Stored records:
== == ==

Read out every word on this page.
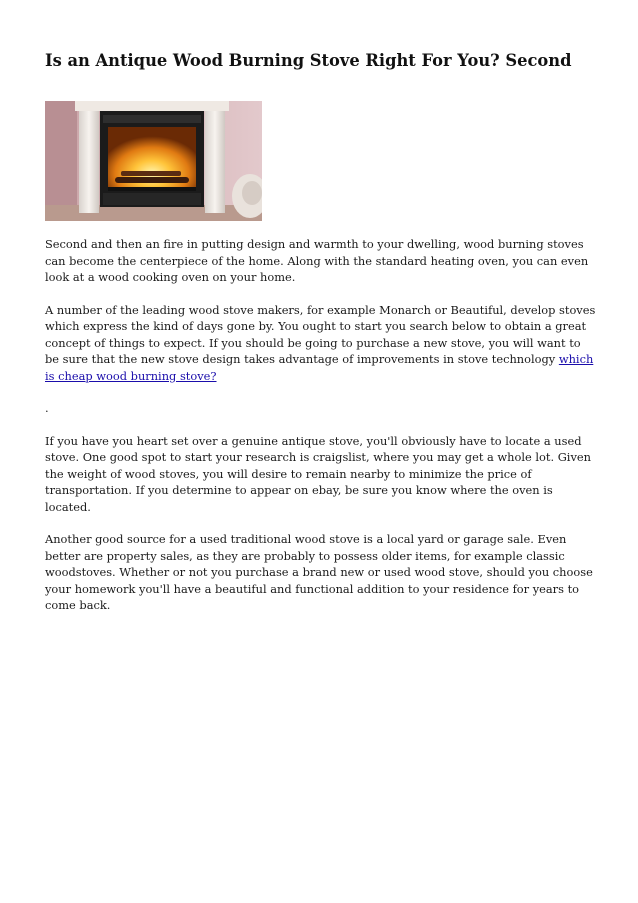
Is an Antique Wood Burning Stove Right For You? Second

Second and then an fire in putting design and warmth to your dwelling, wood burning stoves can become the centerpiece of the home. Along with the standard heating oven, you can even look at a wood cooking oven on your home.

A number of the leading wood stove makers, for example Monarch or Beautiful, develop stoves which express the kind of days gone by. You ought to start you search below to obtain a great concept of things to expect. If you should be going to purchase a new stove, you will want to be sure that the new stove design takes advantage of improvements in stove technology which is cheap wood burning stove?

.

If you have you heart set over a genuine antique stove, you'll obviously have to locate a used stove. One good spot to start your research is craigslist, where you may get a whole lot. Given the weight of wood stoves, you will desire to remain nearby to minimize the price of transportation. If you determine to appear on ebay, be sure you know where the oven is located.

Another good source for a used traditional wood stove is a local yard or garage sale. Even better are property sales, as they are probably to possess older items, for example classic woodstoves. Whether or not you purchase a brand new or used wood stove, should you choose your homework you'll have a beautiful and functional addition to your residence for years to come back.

== == ==

Working from the entries above, return all lines that contain "your".

Problem solution
Second and then an fire in putting design and warmth to your dwelling, wood burning stoves can become the centerpiece of the home. Along with the standard heating oven, you can even look at a wood cooking oven on your home.
If you have you heart set over a genuine antique stove, you'll obviously have to locate a used stove. One good spot to start your research is craigslist, where you may get a whole lot. Given the weight of wood stoves, you will desire to remain nearby to minimize the price of transportation. If you determine to appear on ebay, be sure you know where the oven is located.
Another good source for a used traditional wood stove is a local yard or garage sale. Even better are property sales, as they are probably to possess older items, for example classic woodstoves. Whether or not you purchase a brand new or used wood stove, should you choose your homework you'll have a beautiful and functional addition to your residence for years to come back.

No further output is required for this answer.